EXERCISE REQUIREMENTS = Extract all of the entries and give them again, word for word.

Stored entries
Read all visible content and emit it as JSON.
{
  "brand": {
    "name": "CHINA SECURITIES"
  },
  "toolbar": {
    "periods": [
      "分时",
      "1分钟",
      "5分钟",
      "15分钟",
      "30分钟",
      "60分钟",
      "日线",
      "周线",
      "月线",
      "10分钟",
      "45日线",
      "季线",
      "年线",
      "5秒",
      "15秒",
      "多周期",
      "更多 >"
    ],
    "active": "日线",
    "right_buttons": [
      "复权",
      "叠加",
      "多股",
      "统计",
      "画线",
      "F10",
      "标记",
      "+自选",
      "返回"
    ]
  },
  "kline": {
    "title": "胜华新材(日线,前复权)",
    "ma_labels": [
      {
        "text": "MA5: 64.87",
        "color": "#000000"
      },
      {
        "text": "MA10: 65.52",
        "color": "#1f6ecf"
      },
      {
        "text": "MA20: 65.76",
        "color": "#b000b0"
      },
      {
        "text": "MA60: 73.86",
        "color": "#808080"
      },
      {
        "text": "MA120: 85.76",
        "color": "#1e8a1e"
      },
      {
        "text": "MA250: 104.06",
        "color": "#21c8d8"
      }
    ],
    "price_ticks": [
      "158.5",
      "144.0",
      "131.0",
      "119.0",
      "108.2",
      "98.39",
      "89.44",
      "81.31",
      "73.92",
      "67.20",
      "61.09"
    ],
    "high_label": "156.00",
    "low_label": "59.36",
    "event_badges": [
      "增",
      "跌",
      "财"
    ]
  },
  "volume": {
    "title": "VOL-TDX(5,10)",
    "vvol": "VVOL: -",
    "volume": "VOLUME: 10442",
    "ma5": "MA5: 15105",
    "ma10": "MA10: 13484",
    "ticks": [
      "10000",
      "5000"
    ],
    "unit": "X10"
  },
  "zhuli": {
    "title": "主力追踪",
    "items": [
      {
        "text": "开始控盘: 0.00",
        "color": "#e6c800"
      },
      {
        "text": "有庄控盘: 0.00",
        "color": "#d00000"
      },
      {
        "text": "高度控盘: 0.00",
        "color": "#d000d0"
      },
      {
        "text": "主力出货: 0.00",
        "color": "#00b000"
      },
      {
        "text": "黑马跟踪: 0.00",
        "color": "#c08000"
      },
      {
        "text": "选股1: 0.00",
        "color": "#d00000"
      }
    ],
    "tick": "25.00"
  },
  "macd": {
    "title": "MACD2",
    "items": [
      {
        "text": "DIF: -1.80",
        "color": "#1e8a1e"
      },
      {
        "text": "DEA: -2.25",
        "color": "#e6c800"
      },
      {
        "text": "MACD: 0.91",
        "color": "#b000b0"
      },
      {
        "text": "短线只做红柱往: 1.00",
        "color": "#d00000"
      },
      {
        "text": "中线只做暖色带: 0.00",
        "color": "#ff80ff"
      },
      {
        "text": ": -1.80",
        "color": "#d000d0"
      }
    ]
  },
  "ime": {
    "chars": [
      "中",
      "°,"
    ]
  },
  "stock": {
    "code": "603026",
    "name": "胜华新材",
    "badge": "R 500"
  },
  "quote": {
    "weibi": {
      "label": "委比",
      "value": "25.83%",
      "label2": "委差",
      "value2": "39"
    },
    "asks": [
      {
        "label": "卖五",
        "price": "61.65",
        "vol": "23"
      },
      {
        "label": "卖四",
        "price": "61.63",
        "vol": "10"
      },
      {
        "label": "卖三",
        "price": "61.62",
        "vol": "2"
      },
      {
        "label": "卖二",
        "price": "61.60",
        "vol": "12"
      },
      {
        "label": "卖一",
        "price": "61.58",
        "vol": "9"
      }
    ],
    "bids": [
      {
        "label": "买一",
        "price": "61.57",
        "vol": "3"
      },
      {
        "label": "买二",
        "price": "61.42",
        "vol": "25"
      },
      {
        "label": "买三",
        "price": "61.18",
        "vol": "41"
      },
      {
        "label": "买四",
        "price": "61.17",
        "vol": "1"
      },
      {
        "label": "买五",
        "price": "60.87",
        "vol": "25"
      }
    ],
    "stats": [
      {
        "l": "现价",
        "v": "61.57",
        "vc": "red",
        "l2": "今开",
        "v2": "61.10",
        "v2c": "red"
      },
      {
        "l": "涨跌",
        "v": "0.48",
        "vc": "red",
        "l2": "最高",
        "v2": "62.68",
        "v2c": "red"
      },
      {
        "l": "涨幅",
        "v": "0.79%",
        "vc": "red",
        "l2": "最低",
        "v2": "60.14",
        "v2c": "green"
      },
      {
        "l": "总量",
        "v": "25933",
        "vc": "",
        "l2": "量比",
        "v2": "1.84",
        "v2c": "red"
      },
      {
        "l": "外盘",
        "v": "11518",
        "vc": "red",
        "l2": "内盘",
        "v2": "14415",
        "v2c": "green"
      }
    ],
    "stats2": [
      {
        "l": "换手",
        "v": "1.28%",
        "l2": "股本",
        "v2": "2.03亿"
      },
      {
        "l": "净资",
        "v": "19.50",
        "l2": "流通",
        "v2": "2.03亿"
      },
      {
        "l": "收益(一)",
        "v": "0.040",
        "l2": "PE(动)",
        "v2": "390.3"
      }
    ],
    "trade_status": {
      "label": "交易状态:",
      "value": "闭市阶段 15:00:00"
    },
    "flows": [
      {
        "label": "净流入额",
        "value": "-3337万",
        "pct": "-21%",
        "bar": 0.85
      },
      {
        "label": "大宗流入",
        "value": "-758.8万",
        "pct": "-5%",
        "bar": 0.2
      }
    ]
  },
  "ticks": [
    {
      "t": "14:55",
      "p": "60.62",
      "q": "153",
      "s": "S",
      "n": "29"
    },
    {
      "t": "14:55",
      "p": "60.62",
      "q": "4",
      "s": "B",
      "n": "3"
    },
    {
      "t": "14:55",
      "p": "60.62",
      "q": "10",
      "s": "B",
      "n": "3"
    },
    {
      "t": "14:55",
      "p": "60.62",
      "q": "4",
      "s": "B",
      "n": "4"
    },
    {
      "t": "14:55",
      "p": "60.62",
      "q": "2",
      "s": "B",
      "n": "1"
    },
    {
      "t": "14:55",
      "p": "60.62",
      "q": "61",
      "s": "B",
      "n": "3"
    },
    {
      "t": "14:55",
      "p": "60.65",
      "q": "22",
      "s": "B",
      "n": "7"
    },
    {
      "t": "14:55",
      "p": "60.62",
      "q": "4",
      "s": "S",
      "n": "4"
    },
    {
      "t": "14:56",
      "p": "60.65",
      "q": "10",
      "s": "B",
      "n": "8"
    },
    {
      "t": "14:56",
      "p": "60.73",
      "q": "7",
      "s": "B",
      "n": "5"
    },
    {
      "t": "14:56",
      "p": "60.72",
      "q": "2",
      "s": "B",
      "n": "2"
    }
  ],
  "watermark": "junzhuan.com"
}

ANSWER TO THE EXERCISE =
Read all visible content and emit it as JSON.
{
  "brand": {
    "name": "CHINA SECURITIES"
  },
  "toolbar": {
    "periods": [
      "分时",
      "1分钟",
      "5分钟",
      "15分钟",
      "30分钟",
      "60分钟",
      "日线",
      "周线",
      "月线",
      "10分钟",
      "45日线",
      "季线",
      "年线",
      "5秒",
      "15秒",
      "多周期",
      "更多 >"
    ],
    "active": "日线",
    "right_buttons": [
      "复权",
      "叠加",
      "多股",
      "统计",
      "画线",
      "F10",
      "标记",
      "+自选",
      "返回"
    ]
  },
  "kline": {
    "title": "胜华新材(日线,前复权)",
    "ma_labels": [
      {
        "text": "MA5: 64.87",
        "color": "#000000"
      },
      {
        "text": "MA10: 65.52",
        "color": "#1f6ecf"
      },
      {
        "text": "MA20: 65.76",
        "color": "#b000b0"
      },
      {
        "text": "MA60: 73.86",
        "color": "#808080"
      },
      {
        "text": "MA120: 85.76",
        "color": "#1e8a1e"
      },
      {
        "text": "MA250: 104.06",
        "color": "#21c8d8"
      }
    ],
    "price_ticks": [
      "158.5",
      "144.0",
      "131.0",
      "119.0",
      "108.2",
      "98.39",
      "89.44",
      "81.31",
      "73.92",
      "67.20",
      "61.09"
    ],
    "high_label": "156.00",
    "low_label": "59.36",
    "event_badges": [
      "增",
      "跌",
      "财"
    ]
  },
  "volume": {
    "title": "VOL-TDX(5,10)",
    "vvol": "VVOL: -",
    "volume": "VOLUME: 10442",
    "ma5": "MA5: 15105",
    "ma10": "MA10: 13484",
    "ticks": [
      "10000",
      "5000"
    ],
    "unit": "X10"
  },
  "zhuli": {
    "title": "主力追踪",
    "items": [
      {
        "text": "开始控盘: 0.00",
        "color": "#e6c800"
      },
      {
        "text": "有庄控盘: 0.00",
        "color": "#d00000"
      },
      {
        "text": "高度控盘: 0.00",
        "color": "#d000d0"
      },
      {
        "text": "主力出货: 0.00",
        "color": "#00b000"
      },
      {
        "text": "黑马跟踪: 0.00",
        "color": "#c08000"
      },
      {
        "text": "选股1: 0.00",
        "color": "#d00000"
      }
    ],
    "tick": "25.00"
  },
  "macd": {
    "title": "MACD2",
    "items": [
      {
        "text": "DIF: -1.80",
        "color": "#1e8a1e"
      },
      {
        "text": "DEA: -2.25",
        "color": "#e6c800"
      },
      {
        "text": "MACD: 0.91",
        "color": "#b000b0"
      },
      {
        "text": "短线只做红柱往: 1.00",
        "color": "#d00000"
      },
      {
        "text": "中线只做暖色带: 0.00",
        "color": "#ff80ff"
      },
      {
        "text": ": -1.80",
        "color": "#d000d0"
      }
    ]
  },
  "ime": {
    "chars": [
      "中",
      "°,"
    ]
  },
  "stock": {
    "code": "603026",
    "name": "胜华新材",
    "badge": "R 500"
  },
  "quote": {
    "weibi": {
      "label": "委比",
      "value": "25.83%",
      "label2": "委差",
      "value2": "39"
    },
    "asks": [
      {
        "label": "卖五",
        "price": "61.65",
        "vol": "23"
      },
      {
        "label": "卖四",
        "price": "61.63",
        "vol": "10"
      },
      {
        "label": "卖三",
        "price": "61.62",
        "vol": "2"
      },
      {
        "label": "卖二",
        "price": "61.60",
        "vol": "12"
      },
      {
        "label": "卖一",
        "price": "61.58",
        "vol": "9"
      }
    ],
    "bids": [
      {
        "label": "买一",
        "price": "61.57",
        "vol": "3"
      },
      {
        "label": "买二",
        "price": "61.42",
        "vol": "25"
      },
      {
        "label": "买三",
        "price": "61.18",
        "vol": "41"
      },
      {
        "label": "买四",
        "price": "61.17",
        "vol": "1"
      },
      {
        "label": "买五",
        "price": "60.87",
        "vol": "25"
      }
    ],
    "stats": [
      {
        "l": "现价",
        "v": "61.57",
        "vc": "red",
        "l2": "今开",
        "v2": "61.10",
        "v2c": "red"
      },
      {
        "l": "涨跌",
        "v": "0.48",
        "vc": "red",
        "l2": "最高",
        "v2": "62.68",
        "v2c": "red"
      },
      {
        "l": "涨幅",
        "v": "0.79%",
        "vc": "red",
        "l2": "最低",
        "v2": "60.14",
        "v2c": "green"
      },
      {
        "l": "总量",
        "v": "25933",
        "vc": "",
        "l2": "量比",
        "v2": "1.84",
        "v2c": "red"
      },
      {
        "l": "外盘",
        "v": "11518",
        "vc": "red",
        "l2": "内盘",
        "v2": "14415",
        "v2c": "green"
      }
    ],
    "stats2": [
      {
        "l": "换手",
        "v": "1.28%",
        "l2": "股本",
        "v2": "2.03亿"
      },
      {
        "l": "净资",
        "v": "19.50",
        "l2": "流通",
        "v2": "2.03亿"
      },
      {
        "l": "收益(一)",
        "v": "0.040",
        "l2": "PE(动)",
        "v2": "390.3"
      }
    ],
    "trade_status": {
      "label": "交易状态:",
      "value": "闭市阶段 15:00:00"
    },
    "flows": [
      {
        "label": "净流入额",
        "value": "-3337万",
        "pct": "-21%",
        "bar": 0.85
      },
      {
        "label": "大宗流入",
        "value": "-758.8万",
        "pct": "-5%",
        "bar": 0.2
      }
    ]
  },
  "ticks": [
    {
      "t": "14:55",
      "p": "60.62",
      "q": "153",
      "s": "S",
      "n": "29"
    },
    {
      "t": "14:55",
      "p": "60.62",
      "q": "4",
      "s": "B",
      "n": "3"
    },
    {
      "t": "14:55",
      "p": "60.62",
      "q": "10",
      "s": "B",
      "n": "3"
    },
    {
      "t": "14:55",
      "p": "60.62",
      "q": "4",
      "s": "B",
      "n": "4"
    },
    {
      "t": "14:55",
      "p": "60.62",
      "q": "2",
      "s": "B",
      "n": "1"
    },
    {
      "t": "14:55",
      "p": "60.62",
      "q": "61",
      "s": "B",
      "n": "3"
    },
    {
      "t": "14:55",
      "p": "60.65",
      "q": "22",
      "s": "B",
      "n": "7"
    },
    {
      "t": "14:55",
      "p": "60.62",
      "q": "4",
      "s": "S",
      "n": "4"
    },
    {
      "t": "14:56",
      "p": "60.65",
      "q": "10",
      "s": "B",
      "n": "8"
    },
    {
      "t": "14:56",
      "p": "60.73",
      "q": "7",
      "s": "B",
      "n": "5"
    },
    {
      "t": "14:56",
      "p": "60.72",
      "q": "2",
      "s": "B",
      "n": "2"
    }
  ],
  "watermark": "junzhuan.com"
}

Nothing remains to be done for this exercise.